[Dataset records]

########

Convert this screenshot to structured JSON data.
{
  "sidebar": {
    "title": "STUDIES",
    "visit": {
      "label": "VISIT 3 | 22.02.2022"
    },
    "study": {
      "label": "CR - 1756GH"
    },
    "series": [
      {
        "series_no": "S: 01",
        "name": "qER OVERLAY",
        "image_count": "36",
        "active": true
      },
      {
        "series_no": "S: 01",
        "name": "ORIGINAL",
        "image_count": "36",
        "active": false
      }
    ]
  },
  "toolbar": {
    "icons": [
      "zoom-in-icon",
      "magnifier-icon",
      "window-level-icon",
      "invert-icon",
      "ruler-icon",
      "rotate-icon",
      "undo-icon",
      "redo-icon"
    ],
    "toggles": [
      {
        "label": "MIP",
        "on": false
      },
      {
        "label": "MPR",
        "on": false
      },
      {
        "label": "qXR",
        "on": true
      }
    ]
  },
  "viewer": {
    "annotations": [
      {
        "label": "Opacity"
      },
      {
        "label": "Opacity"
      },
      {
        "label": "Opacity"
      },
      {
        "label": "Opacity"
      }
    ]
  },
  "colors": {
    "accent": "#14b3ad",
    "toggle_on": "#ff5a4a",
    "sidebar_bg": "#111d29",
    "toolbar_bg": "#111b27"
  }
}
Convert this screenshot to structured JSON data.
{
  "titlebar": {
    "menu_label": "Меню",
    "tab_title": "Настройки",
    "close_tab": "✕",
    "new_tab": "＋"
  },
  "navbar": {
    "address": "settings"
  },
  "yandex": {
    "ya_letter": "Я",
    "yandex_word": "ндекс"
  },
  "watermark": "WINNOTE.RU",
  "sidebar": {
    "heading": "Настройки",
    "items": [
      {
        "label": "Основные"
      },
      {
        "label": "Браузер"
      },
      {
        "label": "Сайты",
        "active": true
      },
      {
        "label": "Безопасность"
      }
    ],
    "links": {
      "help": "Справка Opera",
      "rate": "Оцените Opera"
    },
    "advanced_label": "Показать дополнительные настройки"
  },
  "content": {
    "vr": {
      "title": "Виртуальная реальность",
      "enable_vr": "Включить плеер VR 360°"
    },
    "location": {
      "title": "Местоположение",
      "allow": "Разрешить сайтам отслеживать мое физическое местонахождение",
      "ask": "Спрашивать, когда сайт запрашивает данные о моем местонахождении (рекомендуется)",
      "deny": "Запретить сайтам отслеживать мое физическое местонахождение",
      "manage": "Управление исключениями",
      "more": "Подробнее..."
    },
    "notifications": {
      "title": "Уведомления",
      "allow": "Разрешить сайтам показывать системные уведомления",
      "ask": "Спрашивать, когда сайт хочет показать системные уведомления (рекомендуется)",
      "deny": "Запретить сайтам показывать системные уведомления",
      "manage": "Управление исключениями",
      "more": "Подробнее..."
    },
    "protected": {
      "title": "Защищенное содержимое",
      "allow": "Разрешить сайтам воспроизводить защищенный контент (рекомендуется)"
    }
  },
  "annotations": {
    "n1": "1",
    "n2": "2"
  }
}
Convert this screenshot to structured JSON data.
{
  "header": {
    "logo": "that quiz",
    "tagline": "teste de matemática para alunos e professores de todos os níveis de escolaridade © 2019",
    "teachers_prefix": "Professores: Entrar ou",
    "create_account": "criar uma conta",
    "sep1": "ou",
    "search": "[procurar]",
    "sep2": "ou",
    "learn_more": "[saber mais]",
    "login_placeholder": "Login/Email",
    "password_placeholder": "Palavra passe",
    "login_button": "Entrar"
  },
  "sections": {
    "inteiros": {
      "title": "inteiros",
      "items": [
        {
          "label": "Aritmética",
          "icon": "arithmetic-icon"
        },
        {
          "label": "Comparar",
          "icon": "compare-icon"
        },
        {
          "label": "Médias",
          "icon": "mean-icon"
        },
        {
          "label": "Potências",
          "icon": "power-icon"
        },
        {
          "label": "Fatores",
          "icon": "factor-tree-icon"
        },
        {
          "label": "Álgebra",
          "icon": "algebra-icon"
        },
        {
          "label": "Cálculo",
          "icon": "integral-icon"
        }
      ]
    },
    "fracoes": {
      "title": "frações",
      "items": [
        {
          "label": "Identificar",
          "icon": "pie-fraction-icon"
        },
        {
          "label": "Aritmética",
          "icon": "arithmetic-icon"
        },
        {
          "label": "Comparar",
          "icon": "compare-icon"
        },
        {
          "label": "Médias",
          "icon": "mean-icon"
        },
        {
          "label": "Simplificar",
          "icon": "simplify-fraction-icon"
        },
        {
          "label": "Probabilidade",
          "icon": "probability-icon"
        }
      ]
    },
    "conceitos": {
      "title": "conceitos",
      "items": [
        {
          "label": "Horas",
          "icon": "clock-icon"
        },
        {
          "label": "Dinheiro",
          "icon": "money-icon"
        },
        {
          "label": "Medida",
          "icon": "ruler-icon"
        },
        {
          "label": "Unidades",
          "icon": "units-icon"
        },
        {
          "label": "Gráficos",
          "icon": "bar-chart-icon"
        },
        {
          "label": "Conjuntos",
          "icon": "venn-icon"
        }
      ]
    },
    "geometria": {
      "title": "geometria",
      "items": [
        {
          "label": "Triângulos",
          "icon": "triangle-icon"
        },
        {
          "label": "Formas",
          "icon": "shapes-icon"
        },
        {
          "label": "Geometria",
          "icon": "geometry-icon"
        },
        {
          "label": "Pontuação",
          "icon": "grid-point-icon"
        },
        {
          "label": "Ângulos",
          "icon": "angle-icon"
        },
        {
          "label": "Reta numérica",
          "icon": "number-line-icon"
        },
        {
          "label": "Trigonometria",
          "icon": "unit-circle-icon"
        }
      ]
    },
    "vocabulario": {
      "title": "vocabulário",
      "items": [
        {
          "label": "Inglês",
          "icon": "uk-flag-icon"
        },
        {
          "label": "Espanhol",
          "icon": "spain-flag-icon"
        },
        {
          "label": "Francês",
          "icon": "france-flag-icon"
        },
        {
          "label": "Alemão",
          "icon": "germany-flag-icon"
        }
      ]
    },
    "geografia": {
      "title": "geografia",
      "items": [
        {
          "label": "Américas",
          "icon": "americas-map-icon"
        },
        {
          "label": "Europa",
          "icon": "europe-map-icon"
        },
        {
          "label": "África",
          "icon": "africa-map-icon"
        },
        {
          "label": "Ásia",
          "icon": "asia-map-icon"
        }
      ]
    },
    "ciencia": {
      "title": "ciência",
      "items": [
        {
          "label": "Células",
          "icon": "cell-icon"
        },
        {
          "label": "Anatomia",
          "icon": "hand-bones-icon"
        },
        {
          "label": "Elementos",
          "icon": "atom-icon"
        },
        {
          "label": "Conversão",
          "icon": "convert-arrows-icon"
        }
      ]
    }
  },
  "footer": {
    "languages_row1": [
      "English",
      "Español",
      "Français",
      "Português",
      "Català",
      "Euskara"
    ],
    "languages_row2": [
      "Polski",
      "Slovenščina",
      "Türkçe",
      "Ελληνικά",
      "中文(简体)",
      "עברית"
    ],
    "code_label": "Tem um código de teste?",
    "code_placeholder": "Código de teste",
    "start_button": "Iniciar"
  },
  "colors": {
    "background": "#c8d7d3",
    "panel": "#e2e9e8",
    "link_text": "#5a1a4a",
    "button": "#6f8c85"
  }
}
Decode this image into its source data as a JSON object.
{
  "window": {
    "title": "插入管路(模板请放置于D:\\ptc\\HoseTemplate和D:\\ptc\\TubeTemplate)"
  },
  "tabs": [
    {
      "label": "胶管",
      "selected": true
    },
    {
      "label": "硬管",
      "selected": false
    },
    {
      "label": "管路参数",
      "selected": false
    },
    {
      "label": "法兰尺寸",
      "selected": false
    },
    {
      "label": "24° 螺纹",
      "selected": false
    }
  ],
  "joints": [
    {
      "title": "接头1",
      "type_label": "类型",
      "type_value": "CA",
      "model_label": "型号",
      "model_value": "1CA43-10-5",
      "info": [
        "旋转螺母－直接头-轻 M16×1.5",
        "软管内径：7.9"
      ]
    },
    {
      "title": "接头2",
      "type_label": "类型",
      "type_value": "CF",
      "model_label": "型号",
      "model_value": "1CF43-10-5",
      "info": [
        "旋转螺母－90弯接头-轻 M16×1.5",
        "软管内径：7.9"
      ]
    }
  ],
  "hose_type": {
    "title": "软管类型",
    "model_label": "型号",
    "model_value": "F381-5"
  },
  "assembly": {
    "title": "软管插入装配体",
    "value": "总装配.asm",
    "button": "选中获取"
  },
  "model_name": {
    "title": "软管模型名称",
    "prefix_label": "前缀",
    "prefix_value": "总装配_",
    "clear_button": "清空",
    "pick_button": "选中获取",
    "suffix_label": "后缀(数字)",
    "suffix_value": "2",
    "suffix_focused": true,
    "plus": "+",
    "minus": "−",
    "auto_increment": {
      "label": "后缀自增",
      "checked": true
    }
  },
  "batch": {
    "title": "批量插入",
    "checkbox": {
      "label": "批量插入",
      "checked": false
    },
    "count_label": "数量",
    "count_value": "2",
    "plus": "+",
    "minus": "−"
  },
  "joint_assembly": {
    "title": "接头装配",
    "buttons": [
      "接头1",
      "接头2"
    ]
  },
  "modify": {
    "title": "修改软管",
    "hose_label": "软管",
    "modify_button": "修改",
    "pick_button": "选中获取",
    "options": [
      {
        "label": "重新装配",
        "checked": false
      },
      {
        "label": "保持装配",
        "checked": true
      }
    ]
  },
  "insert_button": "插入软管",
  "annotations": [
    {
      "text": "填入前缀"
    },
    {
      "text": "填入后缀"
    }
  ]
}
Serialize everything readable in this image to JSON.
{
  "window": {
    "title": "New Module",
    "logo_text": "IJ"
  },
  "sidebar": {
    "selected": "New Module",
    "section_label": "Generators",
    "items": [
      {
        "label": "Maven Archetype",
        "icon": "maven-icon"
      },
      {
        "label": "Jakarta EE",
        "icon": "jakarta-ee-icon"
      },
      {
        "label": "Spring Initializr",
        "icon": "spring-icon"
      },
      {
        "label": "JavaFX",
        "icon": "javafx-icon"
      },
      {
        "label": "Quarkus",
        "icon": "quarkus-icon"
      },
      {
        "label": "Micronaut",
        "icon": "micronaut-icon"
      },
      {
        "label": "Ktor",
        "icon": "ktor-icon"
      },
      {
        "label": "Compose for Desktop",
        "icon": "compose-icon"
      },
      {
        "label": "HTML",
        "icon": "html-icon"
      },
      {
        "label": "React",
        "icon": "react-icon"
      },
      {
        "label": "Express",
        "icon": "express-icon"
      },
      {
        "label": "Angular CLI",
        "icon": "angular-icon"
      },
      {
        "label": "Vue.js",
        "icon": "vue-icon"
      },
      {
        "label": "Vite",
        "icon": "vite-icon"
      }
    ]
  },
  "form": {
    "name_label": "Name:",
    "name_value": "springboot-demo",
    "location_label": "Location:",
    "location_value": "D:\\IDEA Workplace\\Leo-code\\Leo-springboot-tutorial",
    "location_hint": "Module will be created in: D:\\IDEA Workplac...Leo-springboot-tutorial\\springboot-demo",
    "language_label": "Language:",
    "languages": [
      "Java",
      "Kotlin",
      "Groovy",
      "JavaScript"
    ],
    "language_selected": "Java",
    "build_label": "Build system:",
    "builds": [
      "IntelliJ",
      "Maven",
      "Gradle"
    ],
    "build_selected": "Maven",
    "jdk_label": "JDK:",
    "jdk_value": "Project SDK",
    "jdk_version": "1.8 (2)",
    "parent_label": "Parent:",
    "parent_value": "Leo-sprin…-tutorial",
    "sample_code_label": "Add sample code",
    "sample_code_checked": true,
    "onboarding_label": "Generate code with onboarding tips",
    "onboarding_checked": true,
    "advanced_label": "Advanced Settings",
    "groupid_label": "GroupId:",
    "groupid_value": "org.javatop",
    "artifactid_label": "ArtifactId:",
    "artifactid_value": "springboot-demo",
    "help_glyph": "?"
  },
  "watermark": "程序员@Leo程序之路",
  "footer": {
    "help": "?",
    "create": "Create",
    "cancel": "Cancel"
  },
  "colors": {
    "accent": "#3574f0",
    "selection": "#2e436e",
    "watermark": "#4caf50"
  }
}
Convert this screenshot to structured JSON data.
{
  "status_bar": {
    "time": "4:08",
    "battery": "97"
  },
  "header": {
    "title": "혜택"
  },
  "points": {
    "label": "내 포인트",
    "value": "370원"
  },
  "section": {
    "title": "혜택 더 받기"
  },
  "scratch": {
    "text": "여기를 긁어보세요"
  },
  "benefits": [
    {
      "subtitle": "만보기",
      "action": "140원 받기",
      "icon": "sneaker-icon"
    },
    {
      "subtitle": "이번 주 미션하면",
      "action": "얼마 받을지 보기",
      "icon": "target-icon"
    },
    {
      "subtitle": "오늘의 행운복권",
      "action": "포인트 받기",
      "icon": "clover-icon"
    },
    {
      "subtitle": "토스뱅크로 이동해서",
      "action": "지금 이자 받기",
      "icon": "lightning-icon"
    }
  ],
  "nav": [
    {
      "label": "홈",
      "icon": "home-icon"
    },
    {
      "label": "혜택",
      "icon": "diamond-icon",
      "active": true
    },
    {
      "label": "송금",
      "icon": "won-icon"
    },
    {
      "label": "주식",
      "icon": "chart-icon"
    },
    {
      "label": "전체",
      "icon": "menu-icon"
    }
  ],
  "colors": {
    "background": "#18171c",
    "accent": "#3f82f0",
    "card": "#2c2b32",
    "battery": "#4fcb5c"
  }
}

########

What needs to be done = Gather all lines from the listing above in which "Opera" occurs.

Worked solution =
      "help": "Справка Opera",
      "rate": "Оцените Opera"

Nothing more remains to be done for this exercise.